§ **Dataset entries**
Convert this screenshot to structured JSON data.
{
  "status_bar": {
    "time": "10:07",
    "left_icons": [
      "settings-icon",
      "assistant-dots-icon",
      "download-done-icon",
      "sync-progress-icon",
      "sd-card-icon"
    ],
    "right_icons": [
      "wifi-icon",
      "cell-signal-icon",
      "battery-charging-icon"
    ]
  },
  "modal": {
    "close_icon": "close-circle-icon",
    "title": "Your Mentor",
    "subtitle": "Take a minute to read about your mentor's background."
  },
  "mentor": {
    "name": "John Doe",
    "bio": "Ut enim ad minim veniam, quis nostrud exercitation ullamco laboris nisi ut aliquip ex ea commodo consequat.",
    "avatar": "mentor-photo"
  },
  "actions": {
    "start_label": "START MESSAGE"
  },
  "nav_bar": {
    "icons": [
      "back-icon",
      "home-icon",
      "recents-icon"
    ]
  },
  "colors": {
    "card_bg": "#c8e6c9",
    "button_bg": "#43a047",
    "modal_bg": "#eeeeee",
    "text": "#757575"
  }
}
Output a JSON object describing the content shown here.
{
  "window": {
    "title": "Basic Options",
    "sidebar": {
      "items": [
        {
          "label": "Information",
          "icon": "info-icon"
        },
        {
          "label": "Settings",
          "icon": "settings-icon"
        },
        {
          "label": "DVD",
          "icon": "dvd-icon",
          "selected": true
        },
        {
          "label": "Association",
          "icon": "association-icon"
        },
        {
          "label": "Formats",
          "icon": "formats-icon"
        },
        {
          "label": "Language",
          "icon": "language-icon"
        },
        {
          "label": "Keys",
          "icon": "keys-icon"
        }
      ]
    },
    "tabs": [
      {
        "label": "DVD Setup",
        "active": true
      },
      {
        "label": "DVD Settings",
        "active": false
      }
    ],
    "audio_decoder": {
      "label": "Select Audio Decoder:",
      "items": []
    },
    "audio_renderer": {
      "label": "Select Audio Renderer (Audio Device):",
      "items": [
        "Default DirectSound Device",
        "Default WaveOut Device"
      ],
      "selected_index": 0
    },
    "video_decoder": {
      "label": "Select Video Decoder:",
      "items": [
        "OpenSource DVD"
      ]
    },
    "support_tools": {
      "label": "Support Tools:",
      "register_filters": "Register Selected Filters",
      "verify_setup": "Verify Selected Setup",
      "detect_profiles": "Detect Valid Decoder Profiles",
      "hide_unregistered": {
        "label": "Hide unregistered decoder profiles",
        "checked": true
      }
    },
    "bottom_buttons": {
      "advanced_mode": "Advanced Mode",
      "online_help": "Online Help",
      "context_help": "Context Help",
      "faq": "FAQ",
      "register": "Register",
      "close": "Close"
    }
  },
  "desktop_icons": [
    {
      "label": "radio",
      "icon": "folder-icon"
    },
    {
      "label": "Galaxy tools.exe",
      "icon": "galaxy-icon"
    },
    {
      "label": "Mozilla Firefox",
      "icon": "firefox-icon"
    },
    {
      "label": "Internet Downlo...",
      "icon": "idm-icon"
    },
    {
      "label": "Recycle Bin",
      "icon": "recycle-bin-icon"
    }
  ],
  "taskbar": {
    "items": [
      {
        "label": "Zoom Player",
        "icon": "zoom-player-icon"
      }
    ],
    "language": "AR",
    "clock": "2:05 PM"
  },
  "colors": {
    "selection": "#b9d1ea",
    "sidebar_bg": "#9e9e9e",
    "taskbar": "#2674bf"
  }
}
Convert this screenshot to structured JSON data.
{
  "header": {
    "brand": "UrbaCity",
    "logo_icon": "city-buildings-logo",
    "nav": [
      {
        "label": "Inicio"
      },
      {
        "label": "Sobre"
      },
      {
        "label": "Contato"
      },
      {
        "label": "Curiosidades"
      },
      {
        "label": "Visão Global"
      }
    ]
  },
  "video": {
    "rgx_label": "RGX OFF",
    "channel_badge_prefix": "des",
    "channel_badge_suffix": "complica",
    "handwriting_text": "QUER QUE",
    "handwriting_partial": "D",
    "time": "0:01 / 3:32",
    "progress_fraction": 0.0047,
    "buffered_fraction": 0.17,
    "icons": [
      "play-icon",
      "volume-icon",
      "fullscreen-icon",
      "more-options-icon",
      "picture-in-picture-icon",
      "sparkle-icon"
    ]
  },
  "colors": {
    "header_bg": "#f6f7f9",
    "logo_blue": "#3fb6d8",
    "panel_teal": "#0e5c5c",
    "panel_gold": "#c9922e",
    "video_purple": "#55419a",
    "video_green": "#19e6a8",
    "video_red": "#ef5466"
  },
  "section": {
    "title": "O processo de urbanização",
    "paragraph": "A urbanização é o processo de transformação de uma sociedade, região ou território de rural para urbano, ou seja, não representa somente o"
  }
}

§ **Goal of the exercise**
Output the listing above without altering a single character.

§ **Exercise result**
Convert this screenshot to structured JSON data.
{
  "status_bar": {
    "time": "10:07",
    "left_icons": [
      "settings-icon",
      "assistant-dots-icon",
      "download-done-icon",
      "sync-progress-icon",
      "sd-card-icon"
    ],
    "right_icons": [
      "wifi-icon",
      "cell-signal-icon",
      "battery-charging-icon"
    ]
  },
  "modal": {
    "close_icon": "close-circle-icon",
    "title": "Your Mentor",
    "subtitle": "Take a minute to read about your mentor's background."
  },
  "mentor": {
    "name": "John Doe",
    "bio": "Ut enim ad minim veniam, quis nostrud exercitation ullamco laboris nisi ut aliquip ex ea commodo consequat.",
    "avatar": "mentor-photo"
  },
  "actions": {
    "start_label": "START MESSAGE"
  },
  "nav_bar": {
    "icons": [
      "back-icon",
      "home-icon",
      "recents-icon"
    ]
  },
  "colors": {
    "card_bg": "#c8e6c9",
    "button_bg": "#43a047",
    "modal_bg": "#eeeeee",
    "text": "#757575"
  }
}
Output a JSON object describing the content shown here.
{
  "window": {
    "title": "Basic Options",
    "sidebar": {
      "items": [
        {
          "label": "Information",
          "icon": "info-icon"
        },
        {
          "label": "Settings",
          "icon": "settings-icon"
        },
        {
          "label": "DVD",
          "icon": "dvd-icon",
          "selected": true
        },
        {
          "label": "Association",
          "icon": "association-icon"
        },
        {
          "label": "Formats",
          "icon": "formats-icon"
        },
        {
          "label": "Language",
          "icon": "language-icon"
        },
        {
          "label": "Keys",
          "icon": "keys-icon"
        }
      ]
    },
    "tabs": [
      {
        "label": "DVD Setup",
        "active": true
      },
      {
        "label": "DVD Settings",
        "active": false
      }
    ],
    "audio_decoder": {
      "label": "Select Audio Decoder:",
      "items": []
    },
    "audio_renderer": {
      "label": "Select Audio Renderer (Audio Device):",
      "items": [
        "Default DirectSound Device",
        "Default WaveOut Device"
      ],
      "selected_index": 0
    },
    "video_decoder": {
      "label": "Select Video Decoder:",
      "items": [
        "OpenSource DVD"
      ]
    },
    "support_tools": {
      "label": "Support Tools:",
      "register_filters": "Register Selected Filters",
      "verify_setup": "Verify Selected Setup",
      "detect_profiles": "Detect Valid Decoder Profiles",
      "hide_unregistered": {
        "label": "Hide unregistered decoder profiles",
        "checked": true
      }
    },
    "bottom_buttons": {
      "advanced_mode": "Advanced Mode",
      "online_help": "Online Help",
      "context_help": "Context Help",
      "faq": "FAQ",
      "register": "Register",
      "close": "Close"
    }
  },
  "desktop_icons": [
    {
      "label": "radio",
      "icon": "folder-icon"
    },
    {
      "label": "Galaxy tools.exe",
      "icon": "galaxy-icon"
    },
    {
      "label": "Mozilla Firefox",
      "icon": "firefox-icon"
    },
    {
      "label": "Internet Downlo...",
      "icon": "idm-icon"
    },
    {
      "label": "Recycle Bin",
      "icon": "recycle-bin-icon"
    }
  ],
  "taskbar": {
    "items": [
      {
        "label": "Zoom Player",
        "icon": "zoom-player-icon"
      }
    ],
    "language": "AR",
    "clock": "2:05 PM"
  },
  "colors": {
    "selection": "#b9d1ea",
    "sidebar_bg": "#9e9e9e",
    "taskbar": "#2674bf"
  }
}
Convert this screenshot to structured JSON data.
{
  "header": {
    "brand": "UrbaCity",
    "logo_icon": "city-buildings-logo",
    "nav": [
      {
        "label": "Inicio"
      },
      {
        "label": "Sobre"
      },
      {
        "label": "Contato"
      },
      {
        "label": "Curiosidades"
      },
      {
        "label": "Visão Global"
      }
    ]
  },
  "video": {
    "rgx_label": "RGX OFF",
    "channel_badge_prefix": "des",
    "channel_badge_suffix": "complica",
    "handwriting_text": "QUER QUE",
    "handwriting_partial": "D",
    "time": "0:01 / 3:32",
    "progress_fraction": 0.0047,
    "buffered_fraction": 0.17,
    "icons": [
      "play-icon",
      "volume-icon",
      "fullscreen-icon",
      "more-options-icon",
      "picture-in-picture-icon",
      "sparkle-icon"
    ]
  },
  "colors": {
    "header_bg": "#f6f7f9",
    "logo_blue": "#3fb6d8",
    "panel_teal": "#0e5c5c",
    "panel_gold": "#c9922e",
    "video_purple": "#55419a",
    "video_green": "#19e6a8",
    "video_red": "#ef5466"
  },
  "section": {
    "title": "O processo de urbanização",
    "paragraph": "A urbanização é o processo de transformação de uma sociedade, região ou território de rural para urbano, ou seja, não representa somente o"
  }
}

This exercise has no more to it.